+++ Supplied data

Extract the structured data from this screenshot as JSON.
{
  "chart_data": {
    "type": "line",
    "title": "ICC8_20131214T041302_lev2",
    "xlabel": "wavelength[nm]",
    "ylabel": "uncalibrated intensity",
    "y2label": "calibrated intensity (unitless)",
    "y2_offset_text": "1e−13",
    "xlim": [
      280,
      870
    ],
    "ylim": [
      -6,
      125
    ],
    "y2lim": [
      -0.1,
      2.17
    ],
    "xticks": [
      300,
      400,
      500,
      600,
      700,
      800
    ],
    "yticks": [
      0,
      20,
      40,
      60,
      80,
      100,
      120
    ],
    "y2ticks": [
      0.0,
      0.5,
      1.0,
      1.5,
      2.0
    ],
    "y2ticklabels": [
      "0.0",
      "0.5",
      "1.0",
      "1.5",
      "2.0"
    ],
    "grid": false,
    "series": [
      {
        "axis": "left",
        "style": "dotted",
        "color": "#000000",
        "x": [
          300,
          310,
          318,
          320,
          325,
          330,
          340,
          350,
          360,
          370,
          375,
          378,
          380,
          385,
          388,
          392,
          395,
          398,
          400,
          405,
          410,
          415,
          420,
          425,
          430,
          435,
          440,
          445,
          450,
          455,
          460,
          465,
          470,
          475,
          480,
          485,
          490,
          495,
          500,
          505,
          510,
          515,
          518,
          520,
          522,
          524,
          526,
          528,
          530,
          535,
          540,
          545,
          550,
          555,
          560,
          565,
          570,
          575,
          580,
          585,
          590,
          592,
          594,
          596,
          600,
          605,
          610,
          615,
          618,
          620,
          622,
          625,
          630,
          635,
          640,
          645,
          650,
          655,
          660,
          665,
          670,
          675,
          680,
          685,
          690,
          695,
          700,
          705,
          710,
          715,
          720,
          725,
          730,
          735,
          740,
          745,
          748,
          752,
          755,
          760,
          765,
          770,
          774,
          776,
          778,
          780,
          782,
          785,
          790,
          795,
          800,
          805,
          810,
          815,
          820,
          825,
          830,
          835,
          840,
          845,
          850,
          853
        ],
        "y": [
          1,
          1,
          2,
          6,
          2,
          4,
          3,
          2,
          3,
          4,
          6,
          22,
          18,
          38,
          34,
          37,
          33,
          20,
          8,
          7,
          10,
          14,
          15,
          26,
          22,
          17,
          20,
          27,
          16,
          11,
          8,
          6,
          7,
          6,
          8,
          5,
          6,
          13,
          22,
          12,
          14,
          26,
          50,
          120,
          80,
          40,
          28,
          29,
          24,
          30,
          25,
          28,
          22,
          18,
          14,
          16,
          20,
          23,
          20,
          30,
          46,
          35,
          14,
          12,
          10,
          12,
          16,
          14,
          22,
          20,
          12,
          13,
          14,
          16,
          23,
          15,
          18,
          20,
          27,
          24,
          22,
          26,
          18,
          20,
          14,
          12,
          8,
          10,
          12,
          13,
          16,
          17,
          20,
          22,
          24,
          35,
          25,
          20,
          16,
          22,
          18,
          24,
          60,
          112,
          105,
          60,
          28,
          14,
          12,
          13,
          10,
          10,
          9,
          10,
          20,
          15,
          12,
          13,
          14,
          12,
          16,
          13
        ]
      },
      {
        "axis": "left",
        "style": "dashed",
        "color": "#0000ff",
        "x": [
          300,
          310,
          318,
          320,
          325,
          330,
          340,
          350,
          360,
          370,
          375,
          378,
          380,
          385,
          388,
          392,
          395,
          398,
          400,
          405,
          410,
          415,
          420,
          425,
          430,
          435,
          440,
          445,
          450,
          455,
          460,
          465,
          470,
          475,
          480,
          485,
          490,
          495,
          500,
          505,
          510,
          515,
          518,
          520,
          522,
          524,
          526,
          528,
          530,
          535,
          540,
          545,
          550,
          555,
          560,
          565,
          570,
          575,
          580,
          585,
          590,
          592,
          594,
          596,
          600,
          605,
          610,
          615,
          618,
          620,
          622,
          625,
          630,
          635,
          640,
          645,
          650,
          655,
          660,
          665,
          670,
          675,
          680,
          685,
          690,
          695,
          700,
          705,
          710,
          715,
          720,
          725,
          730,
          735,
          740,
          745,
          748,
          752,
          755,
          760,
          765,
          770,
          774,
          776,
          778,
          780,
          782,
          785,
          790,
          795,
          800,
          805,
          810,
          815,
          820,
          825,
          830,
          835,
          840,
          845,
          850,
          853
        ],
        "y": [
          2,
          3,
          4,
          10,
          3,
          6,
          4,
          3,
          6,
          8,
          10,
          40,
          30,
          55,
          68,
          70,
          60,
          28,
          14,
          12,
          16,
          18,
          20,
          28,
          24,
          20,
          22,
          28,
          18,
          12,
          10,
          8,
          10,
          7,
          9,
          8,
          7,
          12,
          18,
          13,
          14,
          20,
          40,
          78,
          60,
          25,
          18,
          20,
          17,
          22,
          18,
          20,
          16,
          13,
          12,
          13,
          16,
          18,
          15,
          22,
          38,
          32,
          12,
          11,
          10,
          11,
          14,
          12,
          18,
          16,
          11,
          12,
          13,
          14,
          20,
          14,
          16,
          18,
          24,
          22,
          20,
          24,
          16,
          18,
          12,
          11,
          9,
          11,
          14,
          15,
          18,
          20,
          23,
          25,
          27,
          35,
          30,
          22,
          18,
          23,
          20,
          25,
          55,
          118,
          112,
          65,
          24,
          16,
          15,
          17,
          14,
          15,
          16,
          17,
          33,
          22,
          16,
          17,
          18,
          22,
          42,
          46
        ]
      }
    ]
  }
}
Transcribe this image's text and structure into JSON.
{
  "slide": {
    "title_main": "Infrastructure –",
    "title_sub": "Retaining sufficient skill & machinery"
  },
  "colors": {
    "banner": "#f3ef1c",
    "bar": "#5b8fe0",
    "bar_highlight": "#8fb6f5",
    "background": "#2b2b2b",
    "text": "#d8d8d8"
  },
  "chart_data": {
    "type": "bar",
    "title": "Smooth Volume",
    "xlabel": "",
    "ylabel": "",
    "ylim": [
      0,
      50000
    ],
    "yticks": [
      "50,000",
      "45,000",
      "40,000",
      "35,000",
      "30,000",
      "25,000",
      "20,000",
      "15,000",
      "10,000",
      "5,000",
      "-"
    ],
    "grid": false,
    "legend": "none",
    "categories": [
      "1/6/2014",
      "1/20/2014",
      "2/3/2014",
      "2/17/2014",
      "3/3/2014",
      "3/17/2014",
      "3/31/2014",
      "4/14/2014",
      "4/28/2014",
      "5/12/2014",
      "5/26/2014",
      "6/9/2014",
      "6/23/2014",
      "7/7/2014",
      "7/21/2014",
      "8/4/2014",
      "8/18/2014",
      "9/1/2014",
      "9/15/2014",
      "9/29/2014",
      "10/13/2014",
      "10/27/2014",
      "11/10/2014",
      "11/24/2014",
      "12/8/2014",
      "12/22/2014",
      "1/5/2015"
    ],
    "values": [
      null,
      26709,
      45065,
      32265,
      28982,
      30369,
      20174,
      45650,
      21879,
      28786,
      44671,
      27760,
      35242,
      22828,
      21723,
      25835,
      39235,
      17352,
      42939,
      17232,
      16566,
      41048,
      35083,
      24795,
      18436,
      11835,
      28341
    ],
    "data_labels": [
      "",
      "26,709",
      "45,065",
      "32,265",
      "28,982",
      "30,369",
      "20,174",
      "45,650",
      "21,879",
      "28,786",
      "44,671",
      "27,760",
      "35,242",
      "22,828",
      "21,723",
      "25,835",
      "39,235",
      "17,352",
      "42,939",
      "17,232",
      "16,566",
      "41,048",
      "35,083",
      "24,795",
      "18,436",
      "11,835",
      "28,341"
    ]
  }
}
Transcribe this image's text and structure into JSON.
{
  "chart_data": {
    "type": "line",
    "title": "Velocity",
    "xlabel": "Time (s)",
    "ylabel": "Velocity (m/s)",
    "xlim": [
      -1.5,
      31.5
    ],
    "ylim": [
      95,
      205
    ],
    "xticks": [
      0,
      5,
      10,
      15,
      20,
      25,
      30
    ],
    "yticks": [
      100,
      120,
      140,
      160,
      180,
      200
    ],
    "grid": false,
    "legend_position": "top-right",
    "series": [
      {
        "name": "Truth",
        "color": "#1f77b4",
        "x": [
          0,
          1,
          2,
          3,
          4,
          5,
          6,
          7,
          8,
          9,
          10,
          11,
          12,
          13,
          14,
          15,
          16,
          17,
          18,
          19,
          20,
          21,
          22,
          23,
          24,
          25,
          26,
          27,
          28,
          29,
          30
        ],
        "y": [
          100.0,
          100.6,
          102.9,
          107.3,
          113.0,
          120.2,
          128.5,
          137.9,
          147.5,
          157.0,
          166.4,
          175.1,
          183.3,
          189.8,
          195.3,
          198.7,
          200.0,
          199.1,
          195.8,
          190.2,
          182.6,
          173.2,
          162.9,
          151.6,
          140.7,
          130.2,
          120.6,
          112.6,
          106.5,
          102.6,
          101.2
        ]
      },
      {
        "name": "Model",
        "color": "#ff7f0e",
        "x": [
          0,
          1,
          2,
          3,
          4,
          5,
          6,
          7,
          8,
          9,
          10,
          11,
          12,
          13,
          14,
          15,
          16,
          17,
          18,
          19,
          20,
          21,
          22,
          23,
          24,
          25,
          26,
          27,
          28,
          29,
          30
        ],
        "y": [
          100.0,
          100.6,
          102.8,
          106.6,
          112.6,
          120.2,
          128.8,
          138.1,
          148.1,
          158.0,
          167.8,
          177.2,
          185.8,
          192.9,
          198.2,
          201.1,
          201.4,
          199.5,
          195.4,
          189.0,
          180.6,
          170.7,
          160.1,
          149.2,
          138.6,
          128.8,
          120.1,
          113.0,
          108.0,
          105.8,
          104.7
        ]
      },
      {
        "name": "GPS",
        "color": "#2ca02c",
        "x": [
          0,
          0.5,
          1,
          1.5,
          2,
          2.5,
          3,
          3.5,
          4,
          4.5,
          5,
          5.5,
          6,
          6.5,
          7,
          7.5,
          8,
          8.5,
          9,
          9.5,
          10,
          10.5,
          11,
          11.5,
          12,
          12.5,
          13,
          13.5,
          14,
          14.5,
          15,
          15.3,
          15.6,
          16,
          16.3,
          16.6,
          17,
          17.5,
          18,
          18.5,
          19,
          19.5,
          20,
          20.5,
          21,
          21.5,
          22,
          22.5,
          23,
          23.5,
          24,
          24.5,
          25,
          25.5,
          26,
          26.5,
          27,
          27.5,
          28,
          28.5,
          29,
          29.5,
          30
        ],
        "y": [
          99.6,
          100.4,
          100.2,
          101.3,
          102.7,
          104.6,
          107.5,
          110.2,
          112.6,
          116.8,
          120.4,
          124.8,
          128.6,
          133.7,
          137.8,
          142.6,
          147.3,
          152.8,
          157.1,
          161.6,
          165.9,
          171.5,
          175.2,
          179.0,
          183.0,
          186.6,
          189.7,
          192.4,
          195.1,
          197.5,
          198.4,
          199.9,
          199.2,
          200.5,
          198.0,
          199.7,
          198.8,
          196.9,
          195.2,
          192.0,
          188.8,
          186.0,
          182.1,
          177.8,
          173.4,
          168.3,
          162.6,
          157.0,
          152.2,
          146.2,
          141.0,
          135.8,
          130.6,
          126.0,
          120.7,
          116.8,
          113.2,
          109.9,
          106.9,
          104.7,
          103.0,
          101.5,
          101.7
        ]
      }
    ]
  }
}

++++++

State the number of lines in this listing that contain the string "xlabel", and add nothing else.

3